Text excerpt

Introduction: 1.     Overview, History, Features, Advantages and Disadvantages of C Language. 2.     Structure of C program. 3.     Compiling Process. 4.       C Preprocessor and Header Files

C Programming

Overview of C language

           C is a general-purpose, structured, procedural, compiled, high-level programming language that was originally developed by Dennis M. Ritchie at AT&T’s Bell Lab for use with the UNIX operating system by inheriting the features of B and BPCL with his own features. C was originally first implemented on the DEC PDP-11 computer in 1972. It is suitable for preparing system software as well as application software. The file extension of c program is .c.

           C is also called middle (intermediate language) level language because it combines the best features of high level language and low level language.

A Brief History of C Language

The C programming language was developed by Dennis Ritchie at Bell Labs during the early 1970's. Quite unpredictably it derived from a computer language named B and from an earlier language BCPL. Initially designed as a system programming language under UNIX it, expanded to have wide usage on many different systems. The earlier versions of C became known as K&R C after the authors of an earlier book, "The C Programming Language" by Kernighan and Ritchie. C was standardized by ANSI (American National Standard Institute) in 1980. It is still used for some system and network programming as well as for embedded systems.

Features and Importance of C:

a)      It is highly portable language: - it means C programs written for one computer can be run on another computer without little or no modifications.

b)     It is structured language: - because it has a fixed structure.

Directions
• 1. Copy the C programming notes from "Overview of C" to "low level language.".
• 2. Write the next part of the C programming notes, starting right after the last sentence shown.

Extracted material
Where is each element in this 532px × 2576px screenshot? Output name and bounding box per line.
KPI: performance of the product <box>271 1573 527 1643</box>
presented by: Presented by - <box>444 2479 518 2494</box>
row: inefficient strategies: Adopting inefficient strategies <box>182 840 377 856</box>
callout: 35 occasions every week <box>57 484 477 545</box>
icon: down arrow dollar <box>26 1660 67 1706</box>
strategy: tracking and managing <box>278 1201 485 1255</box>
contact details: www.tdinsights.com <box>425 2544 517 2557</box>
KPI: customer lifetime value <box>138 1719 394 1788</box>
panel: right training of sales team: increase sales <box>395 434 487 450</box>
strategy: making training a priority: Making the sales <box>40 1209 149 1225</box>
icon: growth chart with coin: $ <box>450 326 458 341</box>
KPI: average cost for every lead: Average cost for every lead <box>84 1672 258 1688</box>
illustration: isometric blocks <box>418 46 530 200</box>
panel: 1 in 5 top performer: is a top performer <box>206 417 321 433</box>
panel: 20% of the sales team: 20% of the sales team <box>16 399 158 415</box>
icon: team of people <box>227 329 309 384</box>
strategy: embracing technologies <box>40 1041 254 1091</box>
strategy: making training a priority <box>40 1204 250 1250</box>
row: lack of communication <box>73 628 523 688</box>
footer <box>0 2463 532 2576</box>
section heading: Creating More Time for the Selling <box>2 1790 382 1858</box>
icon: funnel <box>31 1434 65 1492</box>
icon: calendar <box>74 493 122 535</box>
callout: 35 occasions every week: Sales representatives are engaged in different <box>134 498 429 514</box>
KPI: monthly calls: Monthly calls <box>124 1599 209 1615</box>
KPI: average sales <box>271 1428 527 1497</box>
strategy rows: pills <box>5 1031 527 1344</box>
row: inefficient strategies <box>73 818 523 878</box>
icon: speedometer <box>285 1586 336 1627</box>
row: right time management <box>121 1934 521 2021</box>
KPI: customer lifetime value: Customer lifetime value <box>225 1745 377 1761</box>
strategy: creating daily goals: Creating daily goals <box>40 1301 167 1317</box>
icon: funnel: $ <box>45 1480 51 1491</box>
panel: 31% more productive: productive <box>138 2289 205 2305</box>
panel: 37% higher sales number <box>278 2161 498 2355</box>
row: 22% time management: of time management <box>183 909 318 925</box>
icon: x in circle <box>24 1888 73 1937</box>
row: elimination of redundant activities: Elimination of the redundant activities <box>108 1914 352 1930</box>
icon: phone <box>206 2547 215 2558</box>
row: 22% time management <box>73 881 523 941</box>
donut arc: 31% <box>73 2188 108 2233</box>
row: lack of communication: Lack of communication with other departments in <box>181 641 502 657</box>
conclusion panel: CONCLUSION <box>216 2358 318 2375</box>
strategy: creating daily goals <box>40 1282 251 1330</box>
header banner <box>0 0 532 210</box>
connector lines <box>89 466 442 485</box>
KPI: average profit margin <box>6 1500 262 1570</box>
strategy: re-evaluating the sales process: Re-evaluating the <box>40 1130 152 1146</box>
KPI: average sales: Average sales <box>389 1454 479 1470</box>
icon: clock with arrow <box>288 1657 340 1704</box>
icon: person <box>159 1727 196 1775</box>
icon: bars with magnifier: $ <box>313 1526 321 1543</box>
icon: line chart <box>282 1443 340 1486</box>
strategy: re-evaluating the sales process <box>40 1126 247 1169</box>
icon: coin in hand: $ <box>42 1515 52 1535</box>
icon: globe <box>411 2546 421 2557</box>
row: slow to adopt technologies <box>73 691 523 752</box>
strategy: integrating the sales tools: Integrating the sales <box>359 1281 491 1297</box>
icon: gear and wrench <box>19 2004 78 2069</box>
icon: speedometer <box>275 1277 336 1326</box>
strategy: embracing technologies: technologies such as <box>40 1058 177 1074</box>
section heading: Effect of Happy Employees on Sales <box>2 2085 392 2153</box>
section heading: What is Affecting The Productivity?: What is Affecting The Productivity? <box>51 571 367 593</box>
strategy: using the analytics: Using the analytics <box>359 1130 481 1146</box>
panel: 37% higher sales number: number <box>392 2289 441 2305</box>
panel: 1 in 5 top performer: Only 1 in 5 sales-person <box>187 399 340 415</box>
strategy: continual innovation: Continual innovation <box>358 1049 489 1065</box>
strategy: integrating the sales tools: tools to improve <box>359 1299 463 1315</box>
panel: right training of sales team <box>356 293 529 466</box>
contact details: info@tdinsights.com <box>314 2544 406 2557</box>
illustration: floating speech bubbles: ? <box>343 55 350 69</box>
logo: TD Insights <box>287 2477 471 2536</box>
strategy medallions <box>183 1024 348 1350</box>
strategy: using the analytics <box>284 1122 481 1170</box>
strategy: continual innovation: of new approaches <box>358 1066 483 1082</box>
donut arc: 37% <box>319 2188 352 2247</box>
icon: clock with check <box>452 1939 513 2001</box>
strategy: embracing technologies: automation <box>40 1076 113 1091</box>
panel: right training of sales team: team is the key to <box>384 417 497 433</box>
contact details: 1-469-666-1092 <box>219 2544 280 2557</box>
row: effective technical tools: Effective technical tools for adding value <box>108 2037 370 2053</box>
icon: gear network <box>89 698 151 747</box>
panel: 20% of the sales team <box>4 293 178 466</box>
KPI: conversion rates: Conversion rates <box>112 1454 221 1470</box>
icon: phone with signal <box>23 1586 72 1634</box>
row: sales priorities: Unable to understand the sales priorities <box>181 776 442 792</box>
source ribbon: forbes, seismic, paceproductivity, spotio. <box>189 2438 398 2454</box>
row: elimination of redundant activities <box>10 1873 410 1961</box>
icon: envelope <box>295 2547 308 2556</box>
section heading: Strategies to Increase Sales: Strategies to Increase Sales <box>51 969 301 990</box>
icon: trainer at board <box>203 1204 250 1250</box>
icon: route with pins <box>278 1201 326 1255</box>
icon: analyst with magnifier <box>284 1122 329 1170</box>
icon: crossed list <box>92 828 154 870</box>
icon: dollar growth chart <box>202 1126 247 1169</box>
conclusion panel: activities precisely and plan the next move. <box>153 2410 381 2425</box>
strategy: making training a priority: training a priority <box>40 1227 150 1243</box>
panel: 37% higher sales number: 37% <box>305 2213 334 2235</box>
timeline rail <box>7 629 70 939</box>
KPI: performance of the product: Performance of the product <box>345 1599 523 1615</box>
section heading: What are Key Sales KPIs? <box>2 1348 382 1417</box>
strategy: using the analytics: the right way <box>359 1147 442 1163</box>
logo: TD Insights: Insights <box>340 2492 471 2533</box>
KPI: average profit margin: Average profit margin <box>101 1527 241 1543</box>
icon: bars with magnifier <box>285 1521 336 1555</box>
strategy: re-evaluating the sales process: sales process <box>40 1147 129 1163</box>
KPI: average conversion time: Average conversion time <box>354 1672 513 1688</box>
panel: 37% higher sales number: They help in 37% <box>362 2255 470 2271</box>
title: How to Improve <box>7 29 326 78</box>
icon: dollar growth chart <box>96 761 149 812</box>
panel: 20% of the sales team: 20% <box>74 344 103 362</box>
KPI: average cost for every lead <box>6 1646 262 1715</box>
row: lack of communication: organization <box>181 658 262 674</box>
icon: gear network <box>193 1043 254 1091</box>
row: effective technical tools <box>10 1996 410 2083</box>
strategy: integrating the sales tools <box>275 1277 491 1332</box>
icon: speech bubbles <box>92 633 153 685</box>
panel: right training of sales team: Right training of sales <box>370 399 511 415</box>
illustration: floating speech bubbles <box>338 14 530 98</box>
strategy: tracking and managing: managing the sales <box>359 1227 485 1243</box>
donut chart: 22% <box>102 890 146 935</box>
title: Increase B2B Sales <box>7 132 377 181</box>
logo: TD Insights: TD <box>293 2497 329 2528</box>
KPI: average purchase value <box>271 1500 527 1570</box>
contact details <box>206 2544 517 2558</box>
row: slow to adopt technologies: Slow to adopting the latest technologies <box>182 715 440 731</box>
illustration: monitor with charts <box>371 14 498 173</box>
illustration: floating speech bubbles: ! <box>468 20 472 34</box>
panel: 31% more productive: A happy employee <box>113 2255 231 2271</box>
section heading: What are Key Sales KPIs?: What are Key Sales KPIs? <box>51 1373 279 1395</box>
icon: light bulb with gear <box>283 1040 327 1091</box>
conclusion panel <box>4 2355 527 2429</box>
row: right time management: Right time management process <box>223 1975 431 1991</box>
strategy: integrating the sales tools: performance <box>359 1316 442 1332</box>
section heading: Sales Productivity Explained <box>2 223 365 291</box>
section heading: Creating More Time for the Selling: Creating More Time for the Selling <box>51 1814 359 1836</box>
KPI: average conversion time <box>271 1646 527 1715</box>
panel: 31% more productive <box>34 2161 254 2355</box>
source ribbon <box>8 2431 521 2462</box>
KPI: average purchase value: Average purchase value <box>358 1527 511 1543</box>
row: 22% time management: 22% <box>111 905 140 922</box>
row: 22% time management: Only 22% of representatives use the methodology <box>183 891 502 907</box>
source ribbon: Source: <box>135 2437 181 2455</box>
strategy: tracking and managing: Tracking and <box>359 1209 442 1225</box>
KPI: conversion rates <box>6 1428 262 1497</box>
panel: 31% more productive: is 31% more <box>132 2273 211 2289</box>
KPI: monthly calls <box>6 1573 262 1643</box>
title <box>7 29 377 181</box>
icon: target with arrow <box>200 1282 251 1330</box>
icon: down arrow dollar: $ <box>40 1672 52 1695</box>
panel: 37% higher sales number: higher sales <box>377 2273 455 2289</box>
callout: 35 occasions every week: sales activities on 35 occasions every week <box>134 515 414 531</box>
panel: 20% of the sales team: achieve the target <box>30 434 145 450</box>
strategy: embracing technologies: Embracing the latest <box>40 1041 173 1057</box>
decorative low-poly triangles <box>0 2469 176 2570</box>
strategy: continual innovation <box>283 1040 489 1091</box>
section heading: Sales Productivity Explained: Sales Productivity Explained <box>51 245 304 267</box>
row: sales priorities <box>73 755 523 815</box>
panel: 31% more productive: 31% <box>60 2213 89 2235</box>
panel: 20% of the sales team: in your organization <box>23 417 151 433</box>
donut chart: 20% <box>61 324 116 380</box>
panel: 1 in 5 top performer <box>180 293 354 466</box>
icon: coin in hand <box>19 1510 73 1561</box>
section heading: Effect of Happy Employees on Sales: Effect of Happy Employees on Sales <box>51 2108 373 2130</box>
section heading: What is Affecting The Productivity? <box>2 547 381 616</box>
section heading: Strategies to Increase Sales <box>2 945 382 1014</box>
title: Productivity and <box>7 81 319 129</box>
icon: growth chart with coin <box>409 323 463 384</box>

Task answers
• 1.
Overview of C language

           C is a general-purpose, structured, procedural, compiled, high-level programming language that was originally developed by Dennis M. Ritchie at AT&T’s Bell Lab for use with the UNIX operating system by inheriting the features of B and BPCL with his own features. C was originally first implemented on the DEC PDP-11 computer in 1972. It is suitable for preparing system software as well as application software. The file extension of c program is .c.

           C is also called middle (intermediate language) level language because it combines the best features of high level language and low level language.

• 2.
c)      It is efficient and fast: - it is efficient and fast due to its verities of data types and powerful operators.

d)     It can handle low-level activities

e)      It can be compiled on a variety of computer platforms

f)       It contains a powerful instructions set of data operators that tell computer how to manipulate the data within a program.

g)      It has both the features of high level language as well as low level language.

h)     It has rich system library: - because it has large numbers of predefined keyword and library functions.

Advantages of C

a)      It is one of the efficient and fast executing programming languages.

b)     It is easy for debugging, testing and maintaining.

c)      There is no limitation while programming using C. We can develop any kinds of program.

d)     C is powerful language and the use of pointer has made it unique.

e)      Its compiler is easily available.

f)       Length of programs can be reduced by using function.

g)      Reusability of function increases.

Disadvantages of C

a)      There is no runtime checking.

b)     There is no strict type checking.

c)      It is very difficult to fix the bugs.

d)     It is not powerful like as object oriented programming.

e)      Pointer is one of the unique features which have made C powerful but if it is mishandled the system may crash so it is risky too.

Basic structure of C program

      Here, we can easily illustrated each component of a basic structure of C program as below

·         Documentation section: - it contains a set of comments lines about the name of program, the author, algorithm, methods used and other detail. E.g. // WAP to find sum of two number.

·         Link Section: -it provides instruction to the compiler to link functions with program from the system library. E.g. #include<stdio.h>, #include<conio.h> etc.

·         Definition section: - in this section, all symbolic constants are defined. E.g. #define pi 3.147

·         Global declaration section: - In this section, declared variable as global which are used in more than one functions.

·         Main () function section: - Every C program starts and ends with a main () function. It contains declaration and executables parts where declaration part declares all the variables used in the execution part. E.g. int a=2, b=5;

a=a+2;

b=b+8;

·         Subprogram section: -This section contains all the user-defined functions that are called in the main function.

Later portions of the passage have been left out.